EXERCISE BRIEF -> Provide an exact copy of the data, excluding the images.

Extracts from a graphics dataset ->
----

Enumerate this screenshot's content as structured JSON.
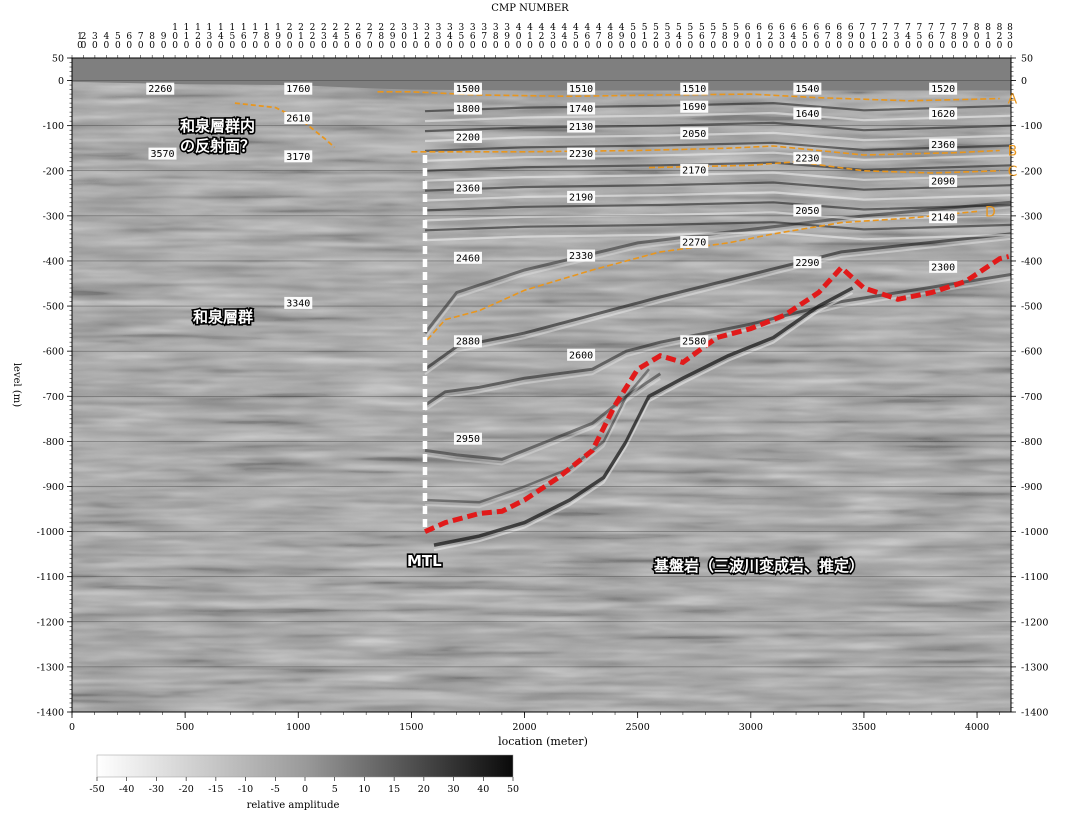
{
  "header": {
    "title": "CMP NUMBER"
  },
  "axes": {
    "x_label": "location (meter)",
    "y_label_left": "level (m)",
    "x_ticks": [
      "0",
      "500",
      "1000",
      "1500",
      "2000",
      "2500",
      "3000",
      "3500",
      "4000"
    ],
    "y_ticks": [
      "50",
      "0",
      "-100",
      "-200",
      "-300",
      "-400",
      "-500",
      "-600",
      "-700",
      "-800",
      "-900",
      "-1000",
      "-1100",
      "-1200",
      "-1300",
      "-1400"
    ],
    "x_range": [
      0,
      4150
    ],
    "y_range": [
      -1400,
      50
    ]
  },
  "cmp_numbers": [
    "1",
    "2",
    "3",
    "4",
    "5",
    "6",
    "7",
    "8",
    "9",
    "10",
    "11",
    "12",
    "13",
    "14",
    "15",
    "16",
    "17",
    "18",
    "19",
    "20",
    "21",
    "22",
    "23",
    "24",
    "25",
    "26",
    "27",
    "28",
    "29",
    "30",
    "31",
    "32",
    "33",
    "34",
    "35",
    "36",
    "37",
    "38",
    "39",
    "40",
    "41",
    "42",
    "43",
    "44",
    "45",
    "46",
    "47",
    "48",
    "49",
    "50",
    "51",
    "52",
    "53",
    "54",
    "55",
    "56",
    "57",
    "58",
    "59",
    "60",
    "61",
    "62",
    "63",
    "64",
    "65",
    "66",
    "67",
    "68",
    "69",
    "70",
    "71",
    "72",
    "73",
    "74",
    "75",
    "76",
    "77",
    "78",
    "79",
    "80",
    "81",
    "82",
    "83"
  ],
  "velocity_labels": [
    {
      "text": "2260",
      "x": 390,
      "y": -18
    },
    {
      "text": "1760",
      "x": 1000,
      "y": -18
    },
    {
      "text": "2610",
      "x": 1000,
      "y": -83
    },
    {
      "text": "3570",
      "x": 400,
      "y": -162
    },
    {
      "text": "3170",
      "x": 1000,
      "y": -168
    },
    {
      "text": "3340",
      "x": 1000,
      "y": -493
    },
    {
      "text": "1500",
      "x": 1750,
      "y": -18
    },
    {
      "text": "1800",
      "x": 1750,
      "y": -62
    },
    {
      "text": "2200",
      "x": 1750,
      "y": -125
    },
    {
      "text": "2360",
      "x": 1750,
      "y": -238
    },
    {
      "text": "2460",
      "x": 1750,
      "y": -393
    },
    {
      "text": "2880",
      "x": 1750,
      "y": -578
    },
    {
      "text": "2950",
      "x": 1750,
      "y": -794
    },
    {
      "text": "1510",
      "x": 2250,
      "y": -18
    },
    {
      "text": "1740",
      "x": 2250,
      "y": -62
    },
    {
      "text": "2130",
      "x": 2250,
      "y": -102
    },
    {
      "text": "2230",
      "x": 2250,
      "y": -162
    },
    {
      "text": "2190",
      "x": 2250,
      "y": -258
    },
    {
      "text": "2330",
      "x": 2250,
      "y": -388
    },
    {
      "text": "2600",
      "x": 2250,
      "y": -608
    },
    {
      "text": "1510",
      "x": 2750,
      "y": -18
    },
    {
      "text": "1690",
      "x": 2750,
      "y": -58
    },
    {
      "text": "2050",
      "x": 2750,
      "y": -117
    },
    {
      "text": "2170",
      "x": 2750,
      "y": -198
    },
    {
      "text": "2270",
      "x": 2750,
      "y": -358
    },
    {
      "text": "2580",
      "x": 2750,
      "y": -578
    },
    {
      "text": "1540",
      "x": 3250,
      "y": -18
    },
    {
      "text": "1640",
      "x": 3250,
      "y": -73
    },
    {
      "text": "2230",
      "x": 3250,
      "y": -172
    },
    {
      "text": "2050",
      "x": 3250,
      "y": -288
    },
    {
      "text": "2290",
      "x": 3250,
      "y": -403
    },
    {
      "text": "1520",
      "x": 3850,
      "y": -18
    },
    {
      "text": "1620",
      "x": 3850,
      "y": -73
    },
    {
      "text": "2360",
      "x": 3850,
      "y": -142
    },
    {
      "text": "2090",
      "x": 3850,
      "y": -223
    },
    {
      "text": "2140",
      "x": 3850,
      "y": -303
    },
    {
      "text": "2300",
      "x": 3850,
      "y": -413
    }
  ],
  "horizons": [
    {
      "label": "A",
      "points": [
        [
          1350,
          -25
        ],
        [
          1500,
          -25
        ],
        [
          1800,
          -32
        ],
        [
          2200,
          -35
        ],
        [
          2600,
          -32
        ],
        [
          3000,
          -30
        ],
        [
          3300,
          -38
        ],
        [
          3700,
          -45
        ],
        [
          4100,
          -40
        ]
      ]
    },
    {
      "label": "B",
      "points": [
        [
          1500,
          -158
        ],
        [
          2000,
          -158
        ],
        [
          2500,
          -155
        ],
        [
          2900,
          -150
        ],
        [
          3100,
          -145
        ],
        [
          3500,
          -165
        ],
        [
          3900,
          -160
        ],
        [
          4100,
          -155
        ]
      ]
    },
    {
      "label": "C",
      "points": [
        [
          2550,
          -193
        ],
        [
          3000,
          -188
        ],
        [
          3200,
          -180
        ],
        [
          3500,
          -200
        ],
        [
          3800,
          -205
        ],
        [
          4100,
          -200
        ]
      ]
    },
    {
      "label": "D",
      "points": [
        [
          1570,
          -575
        ],
        [
          1650,
          -530
        ],
        [
          1800,
          -510
        ],
        [
          2000,
          -465
        ],
        [
          2300,
          -420
        ],
        [
          2600,
          -380
        ],
        [
          2900,
          -360
        ],
        [
          3100,
          -340
        ],
        [
          3400,
          -315
        ],
        [
          3700,
          -305
        ],
        [
          4000,
          -290
        ]
      ]
    }
  ],
  "upper_reflector": {
    "points": [
      [
        720,
        -50
      ],
      [
        900,
        -60
      ],
      [
        1020,
        -90
      ],
      [
        1120,
        -130
      ],
      [
        1160,
        -148
      ]
    ]
  },
  "basement_top": {
    "points": [
      [
        1560,
        -1000
      ],
      [
        1650,
        -980
      ],
      [
        1800,
        -960
      ],
      [
        1900,
        -955
      ],
      [
        2000,
        -930
      ],
      [
        2150,
        -880
      ],
      [
        2300,
        -820
      ],
      [
        2400,
        -720
      ],
      [
        2500,
        -640
      ],
      [
        2600,
        -610
      ],
      [
        2700,
        -625
      ],
      [
        2850,
        -570
      ],
      [
        3000,
        -550
      ],
      [
        3150,
        -520
      ],
      [
        3300,
        -470
      ],
      [
        3400,
        -415
      ],
      [
        3500,
        -460
      ],
      [
        3650,
        -485
      ],
      [
        3800,
        -470
      ],
      [
        3950,
        -445
      ],
      [
        4100,
        -395
      ],
      [
        4140,
        -390
      ]
    ]
  },
  "mtl_line": {
    "x": 1560,
    "y_top": -165,
    "y_bottom": -995
  },
  "annotations": {
    "izumi_reflector": [
      "和泉層群内",
      "の反射面？"
    ],
    "izumi_group": "和泉層群",
    "mtl": "MTL",
    "basement": "基盤岩（三波川変成岩、推定）"
  },
  "colorbar": {
    "ticks": [
      "-50",
      "-40",
      "-30",
      "-20",
      "-15",
      "-10",
      "-5",
      "0",
      "5",
      "10",
      "15",
      "20",
      "30",
      "40",
      "50"
    ],
    "label": "relative amplitude"
  },
  "colors": {
    "horizon": "#e8961e",
    "basement": "#e11a1a",
    "mtl": "#ffffff",
    "background": "#9a9a9a",
    "topo": "#7f7f7f"
  }
}
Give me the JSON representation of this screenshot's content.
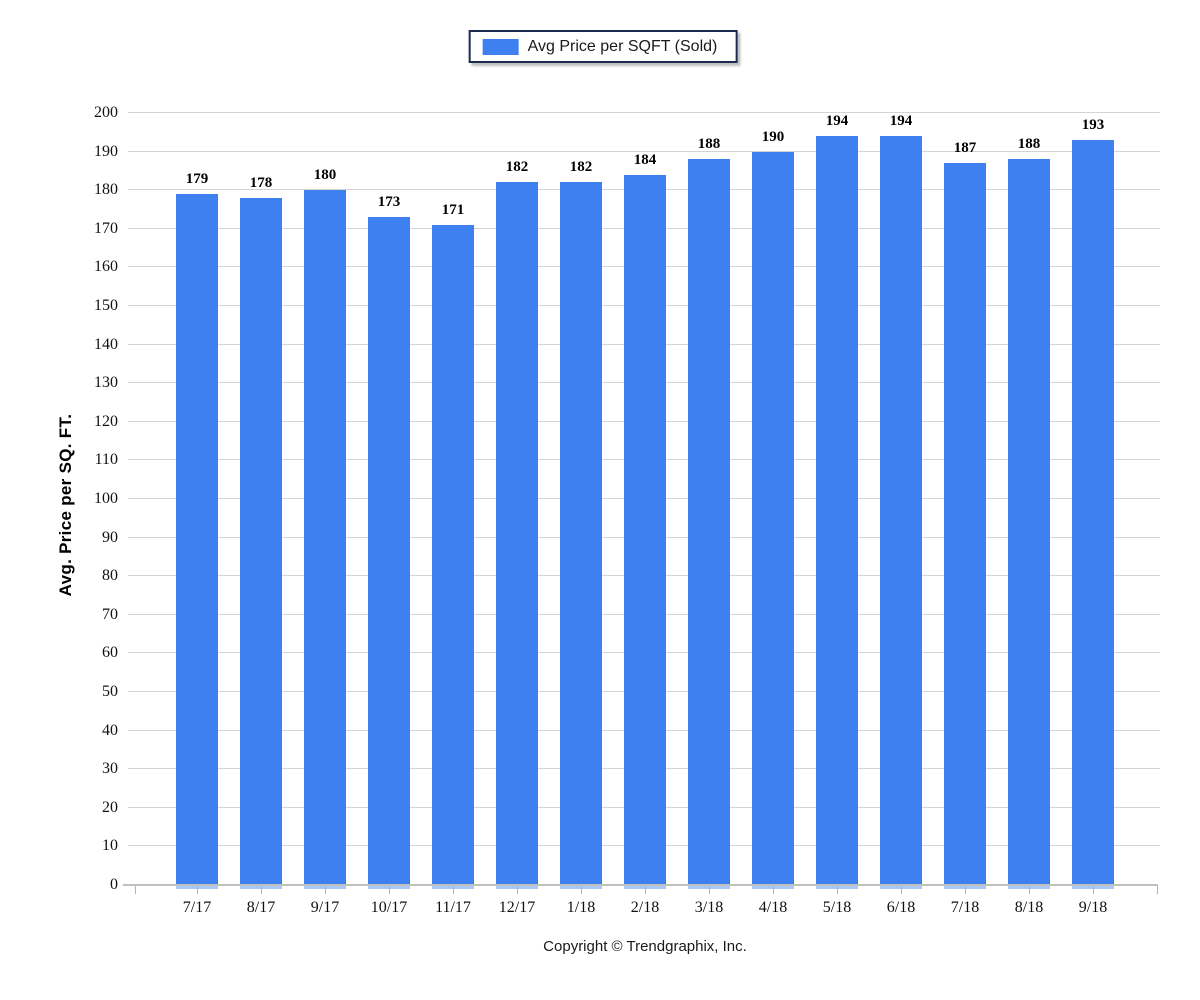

----

RESPONSE FOR THIS EXERCISE ->
Enumerate this screenshot's content as structured JSON.
{
  "header": {
    "title": "CMP NUMBER"
  },
  "axes": {
    "x_label": "location (meter)",
    "y_label_left": "level (m)",
    "x_ticks": [
      "0",
      "500",
      "1000",
      "1500",
      "2000",
      "2500",
      "3000",
      "3500",
      "4000"
    ],
    "y_ticks": [
      "50",
      "0",
      "-100",
      "-200",
      "-300",
      "-400",
      "-500",
      "-600",
      "-700",
      "-800",
      "-900",
      "-1000",
      "-1100",
      "-1200",
      "-1300",
      "-1400"
    ],
    "x_range": [
      0,
      4150
    ],
    "y_range": [
      -1400,
      50
    ]
  },
  "cmp_numbers": [
    "1",
    "2",
    "3",
    "4",
    "5",
    "6",
    "7",
    "8",
    "9",
    "10",
    "11",
    "12",
    "13",
    "14",
    "15",
    "16",
    "17",
    "18",
    "19",
    "20",
    "21",
    "22",
    "23",
    "24",
    "25",
    "26",
    "27",
    "28",
    "29",
    "30",
    "31",
    "32",
    "33",
    "34",
    "35",
    "36",
    "37",
    "38",
    "39",
    "40",
    "41",
    "42",
    "43",
    "44",
    "45",
    "46",
    "47",
    "48",
    "49",
    "50",
    "51",
    "52",
    "53",
    "54",
    "55",
    "56",
    "57",
    "58",
    "59",
    "60",
    "61",
    "62",
    "63",
    "64",
    "65",
    "66",
    "67",
    "68",
    "69",
    "70",
    "71",
    "72",
    "73",
    "74",
    "75",
    "76",
    "77",
    "78",
    "79",
    "80",
    "81",
    "82",
    "83"
  ],
  "velocity_labels": [
    {
      "text": "2260",
      "x": 390,
      "y": -18
    },
    {
      "text": "1760",
      "x": 1000,
      "y": -18
    },
    {
      "text": "2610",
      "x": 1000,
      "y": -83
    },
    {
      "text": "3570",
      "x": 400,
      "y": -162
    },
    {
      "text": "3170",
      "x": 1000,
      "y": -168
    },
    {
      "text": "3340",
      "x": 1000,
      "y": -493
    },
    {
      "text": "1500",
      "x": 1750,
      "y": -18
    },
    {
      "text": "1800",
      "x": 1750,
      "y": -62
    },
    {
      "text": "2200",
      "x": 1750,
      "y": -125
    },
    {
      "text": "2360",
      "x": 1750,
      "y": -238
    },
    {
      "text": "2460",
      "x": 1750,
      "y": -393
    },
    {
      "text": "2880",
      "x": 1750,
      "y": -578
    },
    {
      "text": "2950",
      "x": 1750,
      "y": -794
    },
    {
      "text": "1510",
      "x": 2250,
      "y": -18
    },
    {
      "text": "1740",
      "x": 2250,
      "y": -62
    },
    {
      "text": "2130",
      "x": 2250,
      "y": -102
    },
    {
      "text": "2230",
      "x": 2250,
      "y": -162
    },
    {
      "text": "2190",
      "x": 2250,
      "y": -258
    },
    {
      "text": "2330",
      "x": 2250,
      "y": -388
    },
    {
      "text": "2600",
      "x": 2250,
      "y": -608
    },
    {
      "text": "1510",
      "x": 2750,
      "y": -18
    },
    {
      "text": "1690",
      "x": 2750,
      "y": -58
    },
    {
      "text": "2050",
      "x": 2750,
      "y": -117
    },
    {
      "text": "2170",
      "x": 2750,
      "y": -198
    },
    {
      "text": "2270",
      "x": 2750,
      "y": -358
    },
    {
      "text": "2580",
      "x": 2750,
      "y": -578
    },
    {
      "text": "1540",
      "x": 3250,
      "y": -18
    },
    {
      "text": "1640",
      "x": 3250,
      "y": -73
    },
    {
      "text": "2230",
      "x": 3250,
      "y": -172
    },
    {
      "text": "2050",
      "x": 3250,
      "y": -288
    },
    {
      "text": "2290",
      "x": 3250,
      "y": -403
    },
    {
      "text": "1520",
      "x": 3850,
      "y": -18
    },
    {
      "text": "1620",
      "x": 3850,
      "y": -73
    },
    {
      "text": "2360",
      "x": 3850,
      "y": -142
    },
    {
      "text": "2090",
      "x": 3850,
      "y": -223
    },
    {
      "text": "2140",
      "x": 3850,
      "y": -303
    },
    {
      "text": "2300",
      "x": 3850,
      "y": -413
    }
  ],
  "horizons": [
    {
      "label": "A",
      "points": [
        [
          1350,
          -25
        ],
        [
          1500,
          -25
        ],
        [
          1800,
          -32
        ],
        [
          2200,
          -35
        ],
        [
          2600,
          -32
        ],
        [
          3000,
          -30
        ],
        [
          3300,
          -38
        ],
        [
          3700,
          -45
        ],
        [
          4100,
          -40
        ]
      ]
    },
    {
      "label": "B",
      "points": [
        [
          1500,
          -158
        ],
        [
          2000,
          -158
        ],
        [
          2500,
          -155
        ],
        [
          2900,
          -150
        ],
        [
          3100,
          -145
        ],
        [
          3500,
          -165
        ],
        [
          3900,
          -160
        ],
        [
          4100,
          -155
        ]
      ]
    },
    {
      "label": "C",
      "points": [
        [
          2550,
          -193
        ],
        [
          3000,
          -188
        ],
        [
          3200,
          -180
        ],
        [
          3500,
          -200
        ],
        [
          3800,
          -205
        ],
        [
          4100,
          -200
        ]
      ]
    },
    {
      "label": "D",
      "points": [
        [
          1570,
          -575
        ],
        [
          1650,
          -530
        ],
        [
          1800,
          -510
        ],
        [
          2000,
          -465
        ],
        [
          2300,
          -420
        ],
        [
          2600,
          -380
        ],
        [
          2900,
          -360
        ],
        [
          3100,
          -340
        ],
        [
          3400,
          -315
        ],
        [
          3700,
          -305
        ],
        [
          4000,
          -290
        ]
      ]
    }
  ],
  "upper_reflector": {
    "points": [
      [
        720,
        -50
      ],
      [
        900,
        -60
      ],
      [
        1020,
        -90
      ],
      [
        1120,
        -130
      ],
      [
        1160,
        -148
      ]
    ]
  },
  "basement_top": {
    "points": [
      [
        1560,
        -1000
      ],
      [
        1650,
        -980
      ],
      [
        1800,
        -960
      ],
      [
        1900,
        -955
      ],
      [
        2000,
        -930
      ],
      [
        2150,
        -880
      ],
      [
        2300,
        -820
      ],
      [
        2400,
        -720
      ],
      [
        2500,
        -640
      ],
      [
        2600,
        -610
      ],
      [
        2700,
        -625
      ],
      [
        2850,
        -570
      ],
      [
        3000,
        -550
      ],
      [
        3150,
        -520
      ],
      [
        3300,
        -470
      ],
      [
        3400,
        -415
      ],
      [
        3500,
        -460
      ],
      [
        3650,
        -485
      ],
      [
        3800,
        -470
      ],
      [
        3950,
        -445
      ],
      [
        4100,
        -395
      ],
      [
        4140,
        -390
      ]
    ]
  },
  "mtl_line": {
    "x": 1560,
    "y_top": -165,
    "y_bottom": -995
  },
  "annotations": {
    "izumi_reflector": [
      "和泉層群内",
      "の反射面？"
    ],
    "izumi_group": "和泉層群",
    "mtl": "MTL",
    "basement": "基盤岩（三波川変成岩、推定）"
  },
  "colorbar": {
    "ticks": [
      "-50",
      "-40",
      "-30",
      "-20",
      "-15",
      "-10",
      "-5",
      "0",
      "5",
      "10",
      "15",
      "20",
      "30",
      "40",
      "50"
    ],
    "label": "relative amplitude"
  },
  "colors": {
    "horizon": "#e8961e",
    "basement": "#e11a1a",
    "mtl": "#ffffff",
    "background": "#9a9a9a",
    "topo": "#7f7f7f"
  }
}
Give me the JSON representation of this screenshot's content.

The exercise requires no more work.